-- start --

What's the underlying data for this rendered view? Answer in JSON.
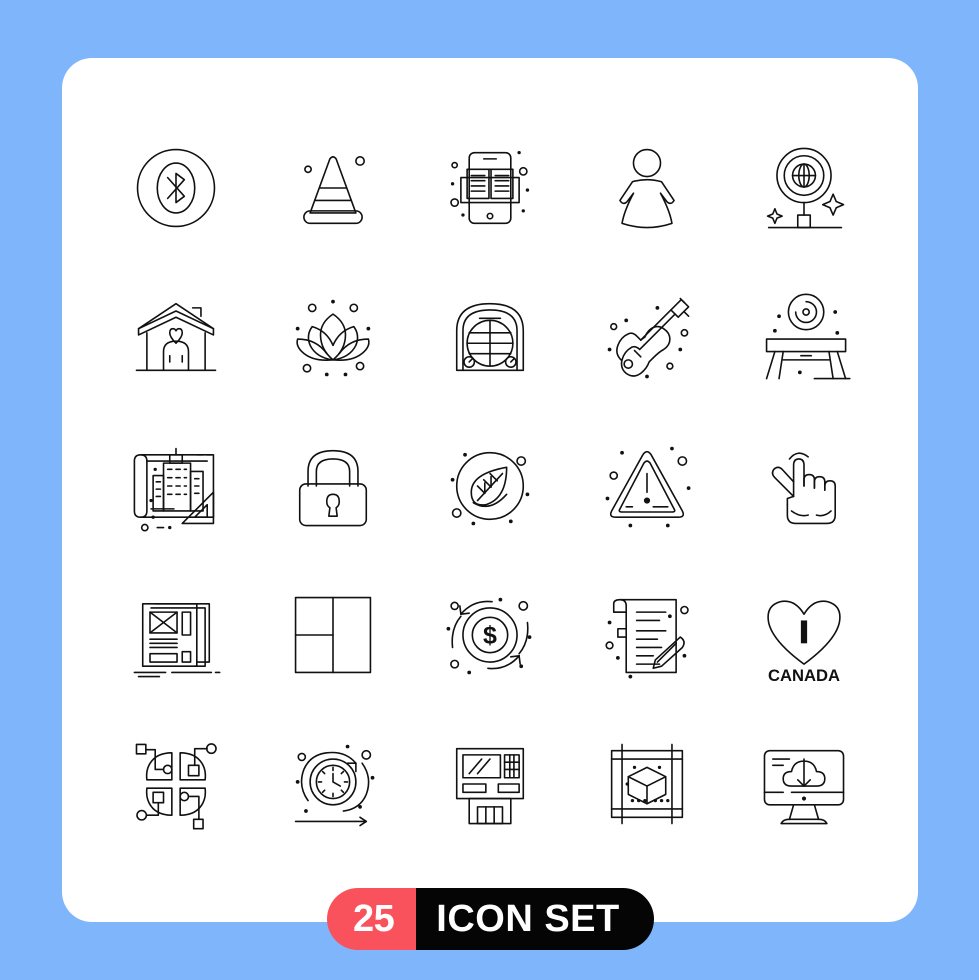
{
  "page": {
    "background_color": "#7FB5FA",
    "card_color": "#FFFFFF"
  },
  "badge": {
    "count": "25",
    "label": "ICON SET",
    "count_bg": "#F9525C",
    "label_bg": "#050505",
    "text_color": "#FFFFFF"
  },
  "icon_grid": {
    "columns": 5,
    "rows": 5,
    "total": 25,
    "stroke_color": "#111111",
    "items": [
      {
        "index": 1,
        "name": "bluetooth-circle-icon",
        "label": "Bluetooth"
      },
      {
        "index": 2,
        "name": "traffic-cone-icon",
        "label": "Traffic Cone"
      },
      {
        "index": 3,
        "name": "mobile-ebook-icon",
        "label": "Ebook"
      },
      {
        "index": 4,
        "name": "woman-figure-icon",
        "label": "Woman"
      },
      {
        "index": 5,
        "name": "globe-signboard-icon",
        "label": "Global Sign"
      },
      {
        "index": 6,
        "name": "home-heart-icon",
        "label": "Home"
      },
      {
        "index": 7,
        "name": "lotus-flower-icon",
        "label": "Lotus"
      },
      {
        "index": 8,
        "name": "fan-heater-icon",
        "label": "Heater"
      },
      {
        "index": 9,
        "name": "electric-guitar-icon",
        "label": "Guitar"
      },
      {
        "index": 10,
        "name": "table-clock-icon",
        "label": "Table"
      },
      {
        "index": 11,
        "name": "blueprint-building-icon",
        "label": "Blueprint"
      },
      {
        "index": 12,
        "name": "padlock-icon",
        "label": "Lock"
      },
      {
        "index": 13,
        "name": "eco-leaf-circle-icon",
        "label": "Eco"
      },
      {
        "index": 14,
        "name": "warning-triangle-icon",
        "label": "Warning"
      },
      {
        "index": 15,
        "name": "hand-tap-click-icon",
        "label": "Click"
      },
      {
        "index": 16,
        "name": "newspaper-icon",
        "label": "Newspaper"
      },
      {
        "index": 17,
        "name": "layout-grid-icon",
        "label": "Layout"
      },
      {
        "index": 18,
        "name": "dollar-transfer-icon",
        "label": "Money Transfer"
      },
      {
        "index": 19,
        "name": "contract-signature-icon",
        "label": "Contract"
      },
      {
        "index": 20,
        "name": "i-love-canada-icon",
        "label": "I CANADA"
      },
      {
        "index": 21,
        "name": "pie-network-icon",
        "label": "Data Network"
      },
      {
        "index": 22,
        "name": "clock-agile-icon",
        "label": "Agile Time"
      },
      {
        "index": 23,
        "name": "atm-machine-icon",
        "label": "ATM"
      },
      {
        "index": 24,
        "name": "cube-frame-icon",
        "label": "3D Cube"
      },
      {
        "index": 25,
        "name": "monitor-cloud-download-icon",
        "label": "Cloud Download"
      }
    ]
  },
  "canada_icon": {
    "letter": "I",
    "country": "CANADA"
  },
  "dollar_icon": {
    "symbol": "$"
  }
}
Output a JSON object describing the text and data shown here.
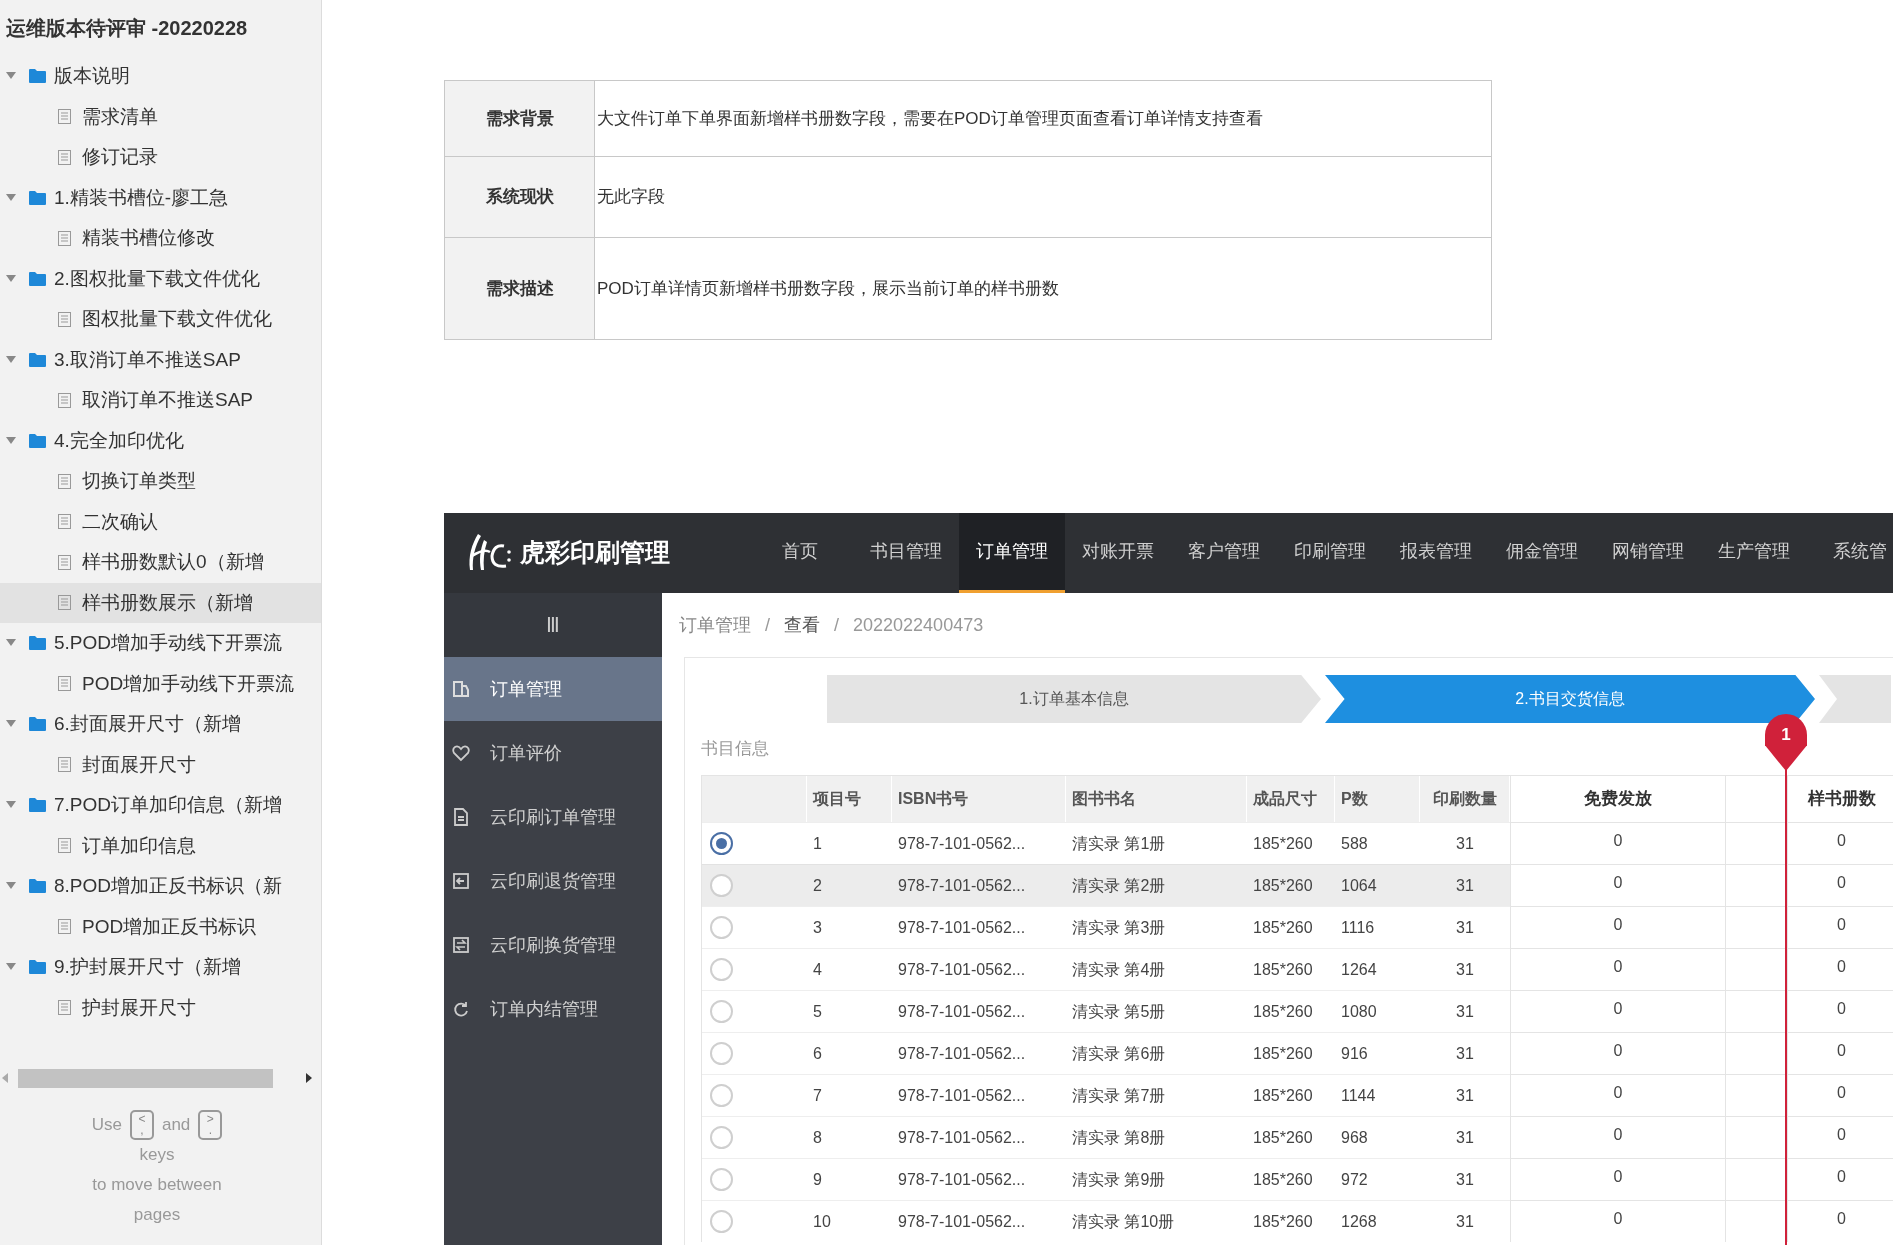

-- end --

Objective -
Skip the pictures, then retype every line above exactly.

Answer in full -
What's the underlying data for this rendered view? Answer in JSON.
{
  "page": {
    "background_color": "#7FB5FA",
    "card_color": "#FFFFFF"
  },
  "badge": {
    "count": "25",
    "label": "ICON SET",
    "count_bg": "#F9525C",
    "label_bg": "#050505",
    "text_color": "#FFFFFF"
  },
  "icon_grid": {
    "columns": 5,
    "rows": 5,
    "total": 25,
    "stroke_color": "#111111",
    "items": [
      {
        "index": 1,
        "name": "bluetooth-circle-icon",
        "label": "Bluetooth"
      },
      {
        "index": 2,
        "name": "traffic-cone-icon",
        "label": "Traffic Cone"
      },
      {
        "index": 3,
        "name": "mobile-ebook-icon",
        "label": "Ebook"
      },
      {
        "index": 4,
        "name": "woman-figure-icon",
        "label": "Woman"
      },
      {
        "index": 5,
        "name": "globe-signboard-icon",
        "label": "Global Sign"
      },
      {
        "index": 6,
        "name": "home-heart-icon",
        "label": "Home"
      },
      {
        "index": 7,
        "name": "lotus-flower-icon",
        "label": "Lotus"
      },
      {
        "index": 8,
        "name": "fan-heater-icon",
        "label": "Heater"
      },
      {
        "index": 9,
        "name": "electric-guitar-icon",
        "label": "Guitar"
      },
      {
        "index": 10,
        "name": "table-clock-icon",
        "label": "Table"
      },
      {
        "index": 11,
        "name": "blueprint-building-icon",
        "label": "Blueprint"
      },
      {
        "index": 12,
        "name": "padlock-icon",
        "label": "Lock"
      },
      {
        "index": 13,
        "name": "eco-leaf-circle-icon",
        "label": "Eco"
      },
      {
        "index": 14,
        "name": "warning-triangle-icon",
        "label": "Warning"
      },
      {
        "index": 15,
        "name": "hand-tap-click-icon",
        "label": "Click"
      },
      {
        "index": 16,
        "name": "newspaper-icon",
        "label": "Newspaper"
      },
      {
        "index": 17,
        "name": "layout-grid-icon",
        "label": "Layout"
      },
      {
        "index": 18,
        "name": "dollar-transfer-icon",
        "label": "Money Transfer"
      },
      {
        "index": 19,
        "name": "contract-signature-icon",
        "label": "Contract"
      },
      {
        "index": 20,
        "name": "i-love-canada-icon",
        "label": "I CANADA"
      },
      {
        "index": 21,
        "name": "pie-network-icon",
        "label": "Data Network"
      },
      {
        "index": 22,
        "name": "clock-agile-icon",
        "label": "Agile Time"
      },
      {
        "index": 23,
        "name": "atm-machine-icon",
        "label": "ATM"
      },
      {
        "index": 24,
        "name": "cube-frame-icon",
        "label": "3D Cube"
      },
      {
        "index": 25,
        "name": "monitor-cloud-download-icon",
        "label": "Cloud Download"
      }
    ]
  },
  "canada_icon": {
    "letter": "I",
    "country": "CANADA"
  },
  "dollar_icon": {
    "symbol": "$"
  }
}
Output a JSON object describing the text and data shown here.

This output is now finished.